Given exercise
Report how many lines contain the word "this", with no other text.
-------- Provided data
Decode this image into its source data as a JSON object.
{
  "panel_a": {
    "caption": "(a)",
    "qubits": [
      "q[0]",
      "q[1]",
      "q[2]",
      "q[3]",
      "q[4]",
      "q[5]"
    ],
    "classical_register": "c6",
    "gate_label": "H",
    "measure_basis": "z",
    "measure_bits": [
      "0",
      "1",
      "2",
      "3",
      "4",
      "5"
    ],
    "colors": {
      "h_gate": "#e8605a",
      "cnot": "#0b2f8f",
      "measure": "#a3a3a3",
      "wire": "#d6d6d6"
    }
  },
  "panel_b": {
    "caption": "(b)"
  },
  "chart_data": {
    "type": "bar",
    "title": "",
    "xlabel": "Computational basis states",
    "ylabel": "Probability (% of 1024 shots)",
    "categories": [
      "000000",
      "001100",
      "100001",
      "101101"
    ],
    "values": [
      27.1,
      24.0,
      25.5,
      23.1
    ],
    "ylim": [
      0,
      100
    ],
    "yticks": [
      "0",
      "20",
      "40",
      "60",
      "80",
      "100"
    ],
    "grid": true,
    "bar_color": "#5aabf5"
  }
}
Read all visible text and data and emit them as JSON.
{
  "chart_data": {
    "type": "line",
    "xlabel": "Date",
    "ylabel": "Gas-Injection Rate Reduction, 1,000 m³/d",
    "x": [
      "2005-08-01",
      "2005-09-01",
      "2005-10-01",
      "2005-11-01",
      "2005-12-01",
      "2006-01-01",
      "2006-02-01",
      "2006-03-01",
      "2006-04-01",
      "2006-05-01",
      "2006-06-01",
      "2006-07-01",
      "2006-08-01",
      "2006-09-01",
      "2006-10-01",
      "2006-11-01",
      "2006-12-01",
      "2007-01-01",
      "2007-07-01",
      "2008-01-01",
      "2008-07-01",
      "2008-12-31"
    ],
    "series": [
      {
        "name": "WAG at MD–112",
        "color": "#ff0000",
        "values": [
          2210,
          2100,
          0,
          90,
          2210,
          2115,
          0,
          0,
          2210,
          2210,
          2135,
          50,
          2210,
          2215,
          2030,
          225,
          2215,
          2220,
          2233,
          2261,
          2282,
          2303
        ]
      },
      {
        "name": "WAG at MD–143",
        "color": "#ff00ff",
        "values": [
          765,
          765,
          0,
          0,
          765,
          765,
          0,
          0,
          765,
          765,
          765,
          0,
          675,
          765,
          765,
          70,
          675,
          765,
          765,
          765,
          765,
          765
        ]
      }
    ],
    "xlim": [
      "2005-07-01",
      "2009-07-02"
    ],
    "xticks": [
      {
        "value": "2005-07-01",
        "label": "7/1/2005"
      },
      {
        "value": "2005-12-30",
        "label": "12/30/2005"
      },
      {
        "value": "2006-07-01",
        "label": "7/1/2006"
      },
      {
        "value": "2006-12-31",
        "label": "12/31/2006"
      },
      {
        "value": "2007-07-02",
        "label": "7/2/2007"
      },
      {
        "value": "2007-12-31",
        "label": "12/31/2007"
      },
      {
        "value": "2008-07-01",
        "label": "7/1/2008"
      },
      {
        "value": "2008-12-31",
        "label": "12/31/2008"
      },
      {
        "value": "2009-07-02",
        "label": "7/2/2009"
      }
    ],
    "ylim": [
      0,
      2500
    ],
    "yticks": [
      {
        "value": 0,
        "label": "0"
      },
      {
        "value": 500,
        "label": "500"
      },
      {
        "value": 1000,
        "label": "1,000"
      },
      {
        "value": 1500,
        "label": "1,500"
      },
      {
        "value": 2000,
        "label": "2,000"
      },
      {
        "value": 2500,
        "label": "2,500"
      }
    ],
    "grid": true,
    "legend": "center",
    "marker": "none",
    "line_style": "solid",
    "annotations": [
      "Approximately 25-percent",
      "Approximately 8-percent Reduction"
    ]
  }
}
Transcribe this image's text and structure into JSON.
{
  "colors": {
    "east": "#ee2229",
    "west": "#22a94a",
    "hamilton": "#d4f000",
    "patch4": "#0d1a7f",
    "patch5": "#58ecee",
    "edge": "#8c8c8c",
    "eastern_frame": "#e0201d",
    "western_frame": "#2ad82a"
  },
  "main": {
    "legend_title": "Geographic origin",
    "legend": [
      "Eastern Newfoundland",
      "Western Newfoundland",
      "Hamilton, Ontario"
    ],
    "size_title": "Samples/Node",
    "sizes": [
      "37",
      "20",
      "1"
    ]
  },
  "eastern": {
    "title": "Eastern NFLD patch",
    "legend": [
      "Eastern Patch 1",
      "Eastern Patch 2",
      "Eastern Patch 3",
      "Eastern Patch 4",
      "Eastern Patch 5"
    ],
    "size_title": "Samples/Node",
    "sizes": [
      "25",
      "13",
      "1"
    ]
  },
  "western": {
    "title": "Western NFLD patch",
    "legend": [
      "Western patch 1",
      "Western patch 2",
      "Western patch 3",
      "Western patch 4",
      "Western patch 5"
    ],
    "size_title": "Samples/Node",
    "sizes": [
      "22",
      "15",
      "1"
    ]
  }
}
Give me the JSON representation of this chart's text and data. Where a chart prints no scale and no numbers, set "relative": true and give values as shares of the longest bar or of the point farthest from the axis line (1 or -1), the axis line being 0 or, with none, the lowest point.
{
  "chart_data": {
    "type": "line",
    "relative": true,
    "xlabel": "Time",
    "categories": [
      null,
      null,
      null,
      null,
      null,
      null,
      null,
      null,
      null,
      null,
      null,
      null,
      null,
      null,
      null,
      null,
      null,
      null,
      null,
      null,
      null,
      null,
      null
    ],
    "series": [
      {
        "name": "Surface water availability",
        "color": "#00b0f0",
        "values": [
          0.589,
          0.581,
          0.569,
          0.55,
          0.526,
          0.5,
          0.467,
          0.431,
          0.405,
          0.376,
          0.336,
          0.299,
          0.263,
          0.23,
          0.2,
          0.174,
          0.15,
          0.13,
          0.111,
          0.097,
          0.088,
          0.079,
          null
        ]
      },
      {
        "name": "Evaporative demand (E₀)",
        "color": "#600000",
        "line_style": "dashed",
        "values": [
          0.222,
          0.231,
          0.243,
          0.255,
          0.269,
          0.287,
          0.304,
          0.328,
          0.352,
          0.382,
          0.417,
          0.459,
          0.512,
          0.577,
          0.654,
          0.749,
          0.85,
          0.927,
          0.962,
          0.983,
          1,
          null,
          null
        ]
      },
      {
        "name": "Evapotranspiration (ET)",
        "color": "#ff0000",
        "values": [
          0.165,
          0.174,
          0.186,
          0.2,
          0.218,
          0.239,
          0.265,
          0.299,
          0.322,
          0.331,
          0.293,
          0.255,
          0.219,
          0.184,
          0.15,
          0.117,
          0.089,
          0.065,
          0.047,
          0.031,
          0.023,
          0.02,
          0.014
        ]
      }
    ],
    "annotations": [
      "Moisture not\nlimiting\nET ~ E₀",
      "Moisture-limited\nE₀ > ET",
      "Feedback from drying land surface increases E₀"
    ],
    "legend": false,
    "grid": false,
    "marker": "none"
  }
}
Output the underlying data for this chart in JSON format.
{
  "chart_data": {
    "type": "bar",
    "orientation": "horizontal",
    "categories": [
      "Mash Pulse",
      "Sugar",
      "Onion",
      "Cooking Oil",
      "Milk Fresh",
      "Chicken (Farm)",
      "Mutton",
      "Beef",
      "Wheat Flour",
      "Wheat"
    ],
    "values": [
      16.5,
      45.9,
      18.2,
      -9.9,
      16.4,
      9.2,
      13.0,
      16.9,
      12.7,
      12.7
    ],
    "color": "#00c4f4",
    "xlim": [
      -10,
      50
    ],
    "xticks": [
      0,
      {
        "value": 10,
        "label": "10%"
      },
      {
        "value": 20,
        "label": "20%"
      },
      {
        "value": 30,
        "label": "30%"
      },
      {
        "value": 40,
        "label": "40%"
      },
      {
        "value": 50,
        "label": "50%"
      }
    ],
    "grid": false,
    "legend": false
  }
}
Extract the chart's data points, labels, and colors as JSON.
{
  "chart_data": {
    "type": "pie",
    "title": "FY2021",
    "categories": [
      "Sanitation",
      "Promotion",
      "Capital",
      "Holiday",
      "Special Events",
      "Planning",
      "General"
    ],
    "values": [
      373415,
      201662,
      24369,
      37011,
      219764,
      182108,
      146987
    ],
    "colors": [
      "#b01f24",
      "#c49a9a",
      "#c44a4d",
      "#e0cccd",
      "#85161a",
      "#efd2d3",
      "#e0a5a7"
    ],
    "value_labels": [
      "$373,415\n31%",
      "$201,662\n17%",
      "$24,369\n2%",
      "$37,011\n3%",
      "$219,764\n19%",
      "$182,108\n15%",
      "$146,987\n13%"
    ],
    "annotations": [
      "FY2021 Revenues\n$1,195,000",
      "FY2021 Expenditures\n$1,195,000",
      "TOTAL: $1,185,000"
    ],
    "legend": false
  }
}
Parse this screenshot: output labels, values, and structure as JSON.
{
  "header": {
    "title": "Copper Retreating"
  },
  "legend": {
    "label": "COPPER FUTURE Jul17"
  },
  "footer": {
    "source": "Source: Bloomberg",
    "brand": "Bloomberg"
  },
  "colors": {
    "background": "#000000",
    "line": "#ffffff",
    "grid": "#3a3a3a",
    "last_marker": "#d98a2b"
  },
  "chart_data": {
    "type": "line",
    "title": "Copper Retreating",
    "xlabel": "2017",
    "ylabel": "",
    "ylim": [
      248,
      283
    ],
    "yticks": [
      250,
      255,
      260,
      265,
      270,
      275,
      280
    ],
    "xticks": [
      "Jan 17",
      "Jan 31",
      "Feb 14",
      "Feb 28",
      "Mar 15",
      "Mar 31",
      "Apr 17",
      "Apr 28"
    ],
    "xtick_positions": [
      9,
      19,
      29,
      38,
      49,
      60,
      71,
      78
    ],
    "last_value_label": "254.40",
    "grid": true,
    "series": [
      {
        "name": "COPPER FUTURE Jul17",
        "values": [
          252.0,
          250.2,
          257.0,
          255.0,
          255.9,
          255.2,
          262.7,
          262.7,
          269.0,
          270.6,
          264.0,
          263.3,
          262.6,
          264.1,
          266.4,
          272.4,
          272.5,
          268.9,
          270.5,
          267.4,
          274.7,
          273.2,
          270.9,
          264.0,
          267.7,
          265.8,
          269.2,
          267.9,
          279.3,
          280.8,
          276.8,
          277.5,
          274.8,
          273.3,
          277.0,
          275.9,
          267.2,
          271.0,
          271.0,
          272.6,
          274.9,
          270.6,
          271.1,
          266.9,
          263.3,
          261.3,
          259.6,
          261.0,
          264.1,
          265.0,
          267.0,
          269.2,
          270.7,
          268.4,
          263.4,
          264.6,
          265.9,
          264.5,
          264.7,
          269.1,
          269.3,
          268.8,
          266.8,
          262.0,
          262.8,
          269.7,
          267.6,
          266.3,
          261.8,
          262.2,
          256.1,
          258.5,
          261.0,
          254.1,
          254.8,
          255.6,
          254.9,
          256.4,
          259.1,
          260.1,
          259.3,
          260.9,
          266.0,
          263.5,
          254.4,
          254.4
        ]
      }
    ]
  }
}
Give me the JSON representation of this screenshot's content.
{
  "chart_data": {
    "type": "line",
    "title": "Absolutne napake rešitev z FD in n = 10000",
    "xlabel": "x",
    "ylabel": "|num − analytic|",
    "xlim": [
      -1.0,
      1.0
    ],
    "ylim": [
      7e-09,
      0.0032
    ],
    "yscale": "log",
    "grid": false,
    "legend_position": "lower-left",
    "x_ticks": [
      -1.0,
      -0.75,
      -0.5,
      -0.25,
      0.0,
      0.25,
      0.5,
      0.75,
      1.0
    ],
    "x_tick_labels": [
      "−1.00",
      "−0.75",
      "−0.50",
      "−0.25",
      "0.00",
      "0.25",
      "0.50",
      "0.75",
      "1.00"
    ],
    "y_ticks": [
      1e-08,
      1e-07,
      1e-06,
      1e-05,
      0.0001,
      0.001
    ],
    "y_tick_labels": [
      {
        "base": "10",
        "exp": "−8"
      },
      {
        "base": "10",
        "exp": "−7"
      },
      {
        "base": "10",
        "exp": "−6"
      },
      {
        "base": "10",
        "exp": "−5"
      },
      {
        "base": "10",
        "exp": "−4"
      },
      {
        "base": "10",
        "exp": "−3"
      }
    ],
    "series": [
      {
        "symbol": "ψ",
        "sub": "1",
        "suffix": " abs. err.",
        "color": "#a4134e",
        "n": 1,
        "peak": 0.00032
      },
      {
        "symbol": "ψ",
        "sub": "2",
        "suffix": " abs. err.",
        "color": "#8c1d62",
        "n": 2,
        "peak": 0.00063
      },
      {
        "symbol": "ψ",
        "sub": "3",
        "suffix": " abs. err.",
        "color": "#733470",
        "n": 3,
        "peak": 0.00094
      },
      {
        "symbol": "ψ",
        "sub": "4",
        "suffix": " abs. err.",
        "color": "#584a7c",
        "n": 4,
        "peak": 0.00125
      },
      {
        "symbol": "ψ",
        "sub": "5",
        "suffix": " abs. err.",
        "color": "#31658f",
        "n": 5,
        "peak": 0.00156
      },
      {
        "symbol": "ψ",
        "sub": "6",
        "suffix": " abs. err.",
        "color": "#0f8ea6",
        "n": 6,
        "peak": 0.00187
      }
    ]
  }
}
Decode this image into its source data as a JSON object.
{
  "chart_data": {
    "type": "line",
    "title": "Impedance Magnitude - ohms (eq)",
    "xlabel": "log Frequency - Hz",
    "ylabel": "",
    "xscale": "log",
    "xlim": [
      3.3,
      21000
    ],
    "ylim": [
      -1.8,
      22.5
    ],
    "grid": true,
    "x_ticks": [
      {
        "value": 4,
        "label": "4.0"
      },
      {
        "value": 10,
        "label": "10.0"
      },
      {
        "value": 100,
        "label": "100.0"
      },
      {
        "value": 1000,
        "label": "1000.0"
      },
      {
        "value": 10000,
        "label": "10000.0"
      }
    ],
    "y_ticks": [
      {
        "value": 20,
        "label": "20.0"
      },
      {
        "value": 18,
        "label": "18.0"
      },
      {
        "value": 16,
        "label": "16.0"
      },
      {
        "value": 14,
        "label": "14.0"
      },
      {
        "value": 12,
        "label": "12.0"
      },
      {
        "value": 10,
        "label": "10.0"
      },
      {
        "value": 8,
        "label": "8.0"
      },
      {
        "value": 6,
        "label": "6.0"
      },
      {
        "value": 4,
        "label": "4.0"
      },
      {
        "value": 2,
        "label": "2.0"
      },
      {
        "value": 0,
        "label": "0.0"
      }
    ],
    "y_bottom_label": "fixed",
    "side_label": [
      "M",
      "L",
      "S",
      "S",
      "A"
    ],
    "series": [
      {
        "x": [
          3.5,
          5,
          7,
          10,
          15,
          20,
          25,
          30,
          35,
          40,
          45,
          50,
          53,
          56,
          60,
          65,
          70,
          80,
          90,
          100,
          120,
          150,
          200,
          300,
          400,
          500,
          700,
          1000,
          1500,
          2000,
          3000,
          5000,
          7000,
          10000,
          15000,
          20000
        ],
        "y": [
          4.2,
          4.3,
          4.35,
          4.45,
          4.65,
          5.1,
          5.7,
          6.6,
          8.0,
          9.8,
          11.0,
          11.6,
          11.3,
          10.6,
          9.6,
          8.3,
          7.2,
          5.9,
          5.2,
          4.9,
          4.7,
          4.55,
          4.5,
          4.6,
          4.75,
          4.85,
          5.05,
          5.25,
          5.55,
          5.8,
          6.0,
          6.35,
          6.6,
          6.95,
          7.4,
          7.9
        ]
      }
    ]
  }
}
----------------
Worked answer
7